+++ Data shown

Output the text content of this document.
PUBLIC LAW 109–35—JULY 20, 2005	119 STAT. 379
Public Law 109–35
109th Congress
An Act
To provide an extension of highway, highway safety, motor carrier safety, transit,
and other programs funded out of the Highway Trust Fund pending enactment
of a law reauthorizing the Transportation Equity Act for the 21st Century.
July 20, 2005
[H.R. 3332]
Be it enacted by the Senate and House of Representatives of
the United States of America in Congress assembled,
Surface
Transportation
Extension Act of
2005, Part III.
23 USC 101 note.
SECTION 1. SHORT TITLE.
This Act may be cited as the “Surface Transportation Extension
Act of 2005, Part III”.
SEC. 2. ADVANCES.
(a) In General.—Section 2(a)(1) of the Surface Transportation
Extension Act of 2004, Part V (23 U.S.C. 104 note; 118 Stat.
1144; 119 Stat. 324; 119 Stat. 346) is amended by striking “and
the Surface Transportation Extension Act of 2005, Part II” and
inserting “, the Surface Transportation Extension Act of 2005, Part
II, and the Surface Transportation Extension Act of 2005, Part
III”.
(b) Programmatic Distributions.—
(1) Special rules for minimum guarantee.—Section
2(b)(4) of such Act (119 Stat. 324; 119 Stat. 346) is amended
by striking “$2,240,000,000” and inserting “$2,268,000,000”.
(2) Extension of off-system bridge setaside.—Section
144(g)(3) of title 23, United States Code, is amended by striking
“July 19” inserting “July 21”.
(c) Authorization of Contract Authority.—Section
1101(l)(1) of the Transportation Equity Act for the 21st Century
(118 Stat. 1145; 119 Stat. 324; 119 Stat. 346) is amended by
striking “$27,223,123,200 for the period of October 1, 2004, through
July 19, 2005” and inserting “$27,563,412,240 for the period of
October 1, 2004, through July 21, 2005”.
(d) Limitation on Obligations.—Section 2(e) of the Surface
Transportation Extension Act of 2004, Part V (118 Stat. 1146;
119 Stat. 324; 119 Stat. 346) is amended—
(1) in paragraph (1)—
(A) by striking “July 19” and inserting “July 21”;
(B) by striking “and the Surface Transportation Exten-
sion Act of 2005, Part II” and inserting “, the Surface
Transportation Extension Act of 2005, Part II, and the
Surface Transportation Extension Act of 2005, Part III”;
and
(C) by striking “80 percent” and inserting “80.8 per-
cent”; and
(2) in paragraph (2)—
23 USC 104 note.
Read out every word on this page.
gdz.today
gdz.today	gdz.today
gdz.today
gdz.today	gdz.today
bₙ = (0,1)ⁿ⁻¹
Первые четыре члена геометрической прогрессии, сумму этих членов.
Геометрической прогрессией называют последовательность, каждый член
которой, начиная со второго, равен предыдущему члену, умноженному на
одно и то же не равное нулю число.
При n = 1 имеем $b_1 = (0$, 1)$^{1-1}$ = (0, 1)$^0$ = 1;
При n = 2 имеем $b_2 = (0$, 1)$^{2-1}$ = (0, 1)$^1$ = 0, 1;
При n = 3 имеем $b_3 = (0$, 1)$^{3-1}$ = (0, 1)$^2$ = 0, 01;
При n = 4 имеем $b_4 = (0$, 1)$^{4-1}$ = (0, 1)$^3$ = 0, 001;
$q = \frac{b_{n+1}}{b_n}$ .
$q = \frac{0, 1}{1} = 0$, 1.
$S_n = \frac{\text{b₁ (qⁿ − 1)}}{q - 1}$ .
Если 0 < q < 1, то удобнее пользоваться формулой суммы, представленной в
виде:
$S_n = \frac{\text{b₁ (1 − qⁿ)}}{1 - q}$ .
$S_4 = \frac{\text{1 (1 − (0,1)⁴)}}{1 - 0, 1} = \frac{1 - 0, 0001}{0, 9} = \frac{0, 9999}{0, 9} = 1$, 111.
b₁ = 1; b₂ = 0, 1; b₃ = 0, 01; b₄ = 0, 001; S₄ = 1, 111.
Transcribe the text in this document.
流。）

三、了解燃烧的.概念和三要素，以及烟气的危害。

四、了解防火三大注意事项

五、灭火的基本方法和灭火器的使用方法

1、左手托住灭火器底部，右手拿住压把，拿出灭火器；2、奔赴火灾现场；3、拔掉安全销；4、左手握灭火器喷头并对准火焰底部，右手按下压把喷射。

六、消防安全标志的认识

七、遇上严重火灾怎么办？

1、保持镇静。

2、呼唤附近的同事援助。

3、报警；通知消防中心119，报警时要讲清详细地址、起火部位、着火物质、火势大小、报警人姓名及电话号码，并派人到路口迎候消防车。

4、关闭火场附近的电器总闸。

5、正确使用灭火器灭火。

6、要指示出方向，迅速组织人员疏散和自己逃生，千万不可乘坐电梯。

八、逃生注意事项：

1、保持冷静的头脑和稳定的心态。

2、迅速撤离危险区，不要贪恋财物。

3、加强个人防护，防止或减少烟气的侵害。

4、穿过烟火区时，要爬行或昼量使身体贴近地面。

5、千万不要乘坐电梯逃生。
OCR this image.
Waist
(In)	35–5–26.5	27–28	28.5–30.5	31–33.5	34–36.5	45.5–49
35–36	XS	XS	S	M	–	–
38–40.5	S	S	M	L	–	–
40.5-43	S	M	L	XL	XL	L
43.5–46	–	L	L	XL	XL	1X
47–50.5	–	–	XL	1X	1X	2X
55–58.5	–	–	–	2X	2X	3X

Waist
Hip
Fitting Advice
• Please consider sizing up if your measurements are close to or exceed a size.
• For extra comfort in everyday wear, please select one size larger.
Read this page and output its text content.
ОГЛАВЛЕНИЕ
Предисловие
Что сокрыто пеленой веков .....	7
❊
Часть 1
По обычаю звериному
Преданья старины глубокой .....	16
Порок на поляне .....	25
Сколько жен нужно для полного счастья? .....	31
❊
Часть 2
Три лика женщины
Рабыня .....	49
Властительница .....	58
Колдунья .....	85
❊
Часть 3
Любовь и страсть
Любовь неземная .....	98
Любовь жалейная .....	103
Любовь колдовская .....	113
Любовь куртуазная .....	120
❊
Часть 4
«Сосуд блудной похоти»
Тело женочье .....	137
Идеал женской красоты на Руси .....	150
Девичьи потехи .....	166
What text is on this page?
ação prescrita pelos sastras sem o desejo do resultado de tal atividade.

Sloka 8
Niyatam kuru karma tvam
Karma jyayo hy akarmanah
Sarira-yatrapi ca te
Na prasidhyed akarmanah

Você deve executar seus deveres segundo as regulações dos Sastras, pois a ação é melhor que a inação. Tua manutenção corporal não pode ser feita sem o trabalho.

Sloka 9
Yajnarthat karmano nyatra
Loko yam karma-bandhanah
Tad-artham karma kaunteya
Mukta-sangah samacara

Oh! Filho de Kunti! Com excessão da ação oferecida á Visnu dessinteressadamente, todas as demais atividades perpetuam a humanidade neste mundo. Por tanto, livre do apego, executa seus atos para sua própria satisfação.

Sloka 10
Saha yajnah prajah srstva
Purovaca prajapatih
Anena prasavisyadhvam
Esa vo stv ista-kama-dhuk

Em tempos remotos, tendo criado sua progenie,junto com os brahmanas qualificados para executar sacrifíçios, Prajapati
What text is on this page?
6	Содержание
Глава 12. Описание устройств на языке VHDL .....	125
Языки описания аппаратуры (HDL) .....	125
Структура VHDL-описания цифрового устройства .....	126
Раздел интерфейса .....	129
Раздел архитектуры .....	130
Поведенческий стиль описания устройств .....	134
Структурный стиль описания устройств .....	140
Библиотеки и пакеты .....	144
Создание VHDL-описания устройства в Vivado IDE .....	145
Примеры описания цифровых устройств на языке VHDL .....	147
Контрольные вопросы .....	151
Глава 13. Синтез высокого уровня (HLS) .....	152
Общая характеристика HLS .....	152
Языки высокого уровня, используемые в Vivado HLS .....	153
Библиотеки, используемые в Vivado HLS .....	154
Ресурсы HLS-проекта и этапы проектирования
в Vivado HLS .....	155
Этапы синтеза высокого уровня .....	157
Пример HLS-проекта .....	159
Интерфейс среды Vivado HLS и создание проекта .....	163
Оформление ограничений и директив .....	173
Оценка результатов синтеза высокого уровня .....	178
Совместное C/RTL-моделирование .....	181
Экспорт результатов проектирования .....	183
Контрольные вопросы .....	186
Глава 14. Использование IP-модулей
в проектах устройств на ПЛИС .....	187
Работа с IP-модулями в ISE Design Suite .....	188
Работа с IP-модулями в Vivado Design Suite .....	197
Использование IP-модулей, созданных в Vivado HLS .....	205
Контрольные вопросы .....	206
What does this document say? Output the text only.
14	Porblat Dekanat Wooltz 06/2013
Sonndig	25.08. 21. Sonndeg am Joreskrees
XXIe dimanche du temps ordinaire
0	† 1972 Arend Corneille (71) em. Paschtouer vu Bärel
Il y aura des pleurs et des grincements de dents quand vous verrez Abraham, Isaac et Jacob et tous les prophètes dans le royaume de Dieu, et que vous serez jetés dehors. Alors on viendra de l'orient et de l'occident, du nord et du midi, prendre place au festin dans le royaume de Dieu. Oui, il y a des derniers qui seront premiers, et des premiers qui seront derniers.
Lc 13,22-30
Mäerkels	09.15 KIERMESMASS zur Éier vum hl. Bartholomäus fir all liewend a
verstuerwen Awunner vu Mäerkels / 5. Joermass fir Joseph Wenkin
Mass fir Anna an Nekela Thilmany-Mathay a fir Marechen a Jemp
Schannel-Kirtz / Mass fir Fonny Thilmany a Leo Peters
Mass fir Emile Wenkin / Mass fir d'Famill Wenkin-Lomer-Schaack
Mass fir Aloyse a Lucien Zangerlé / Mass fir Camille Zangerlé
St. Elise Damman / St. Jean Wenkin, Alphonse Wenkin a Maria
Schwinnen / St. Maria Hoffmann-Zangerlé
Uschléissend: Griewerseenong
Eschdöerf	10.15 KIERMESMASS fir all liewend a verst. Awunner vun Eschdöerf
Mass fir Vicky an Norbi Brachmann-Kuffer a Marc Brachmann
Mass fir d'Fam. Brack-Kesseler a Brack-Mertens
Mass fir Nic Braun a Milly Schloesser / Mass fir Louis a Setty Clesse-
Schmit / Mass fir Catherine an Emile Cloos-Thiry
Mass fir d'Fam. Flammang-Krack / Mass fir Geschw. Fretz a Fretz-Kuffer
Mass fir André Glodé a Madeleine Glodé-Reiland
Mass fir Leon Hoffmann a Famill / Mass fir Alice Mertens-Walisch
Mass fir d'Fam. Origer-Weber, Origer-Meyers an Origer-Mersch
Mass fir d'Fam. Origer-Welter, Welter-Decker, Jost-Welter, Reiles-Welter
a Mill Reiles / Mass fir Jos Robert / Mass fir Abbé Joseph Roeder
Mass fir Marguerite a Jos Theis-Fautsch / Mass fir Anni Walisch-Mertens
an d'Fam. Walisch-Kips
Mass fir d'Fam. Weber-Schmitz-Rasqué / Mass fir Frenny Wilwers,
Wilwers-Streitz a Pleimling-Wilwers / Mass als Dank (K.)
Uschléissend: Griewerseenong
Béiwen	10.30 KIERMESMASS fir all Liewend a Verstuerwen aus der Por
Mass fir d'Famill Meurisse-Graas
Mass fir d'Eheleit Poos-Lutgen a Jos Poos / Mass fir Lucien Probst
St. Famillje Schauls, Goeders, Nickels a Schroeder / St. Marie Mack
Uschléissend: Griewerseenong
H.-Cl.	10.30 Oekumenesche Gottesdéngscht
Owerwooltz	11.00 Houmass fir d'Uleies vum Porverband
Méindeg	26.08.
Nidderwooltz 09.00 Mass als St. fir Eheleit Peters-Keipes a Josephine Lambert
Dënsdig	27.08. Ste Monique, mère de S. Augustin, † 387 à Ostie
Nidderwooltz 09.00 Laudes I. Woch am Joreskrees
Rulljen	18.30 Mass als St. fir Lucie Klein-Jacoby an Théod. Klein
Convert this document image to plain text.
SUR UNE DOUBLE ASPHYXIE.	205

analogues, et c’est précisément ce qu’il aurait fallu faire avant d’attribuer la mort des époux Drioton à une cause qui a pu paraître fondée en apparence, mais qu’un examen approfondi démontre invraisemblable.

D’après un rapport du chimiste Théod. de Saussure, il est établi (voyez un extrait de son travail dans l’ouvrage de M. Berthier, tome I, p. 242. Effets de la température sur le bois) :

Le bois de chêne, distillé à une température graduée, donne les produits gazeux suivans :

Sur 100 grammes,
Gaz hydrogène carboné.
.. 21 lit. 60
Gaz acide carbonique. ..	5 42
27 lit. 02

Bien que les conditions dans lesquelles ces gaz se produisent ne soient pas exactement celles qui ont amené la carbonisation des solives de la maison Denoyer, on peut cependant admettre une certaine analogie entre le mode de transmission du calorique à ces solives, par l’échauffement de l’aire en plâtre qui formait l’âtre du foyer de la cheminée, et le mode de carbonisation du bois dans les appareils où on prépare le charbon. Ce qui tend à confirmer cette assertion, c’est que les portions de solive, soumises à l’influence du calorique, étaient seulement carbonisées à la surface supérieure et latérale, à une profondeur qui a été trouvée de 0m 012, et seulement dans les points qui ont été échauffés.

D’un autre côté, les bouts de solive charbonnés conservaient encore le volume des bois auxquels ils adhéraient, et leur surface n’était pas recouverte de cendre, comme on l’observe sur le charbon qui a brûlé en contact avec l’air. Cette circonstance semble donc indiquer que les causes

++++++

Written problem: Collect each line above holding the string "Maria".

Right answer:
St. Elise Damman / St. Jean Wenkin, Alphonse Wenkin a Maria
Schwinnen / St. Maria Hoffmann-Zangerlé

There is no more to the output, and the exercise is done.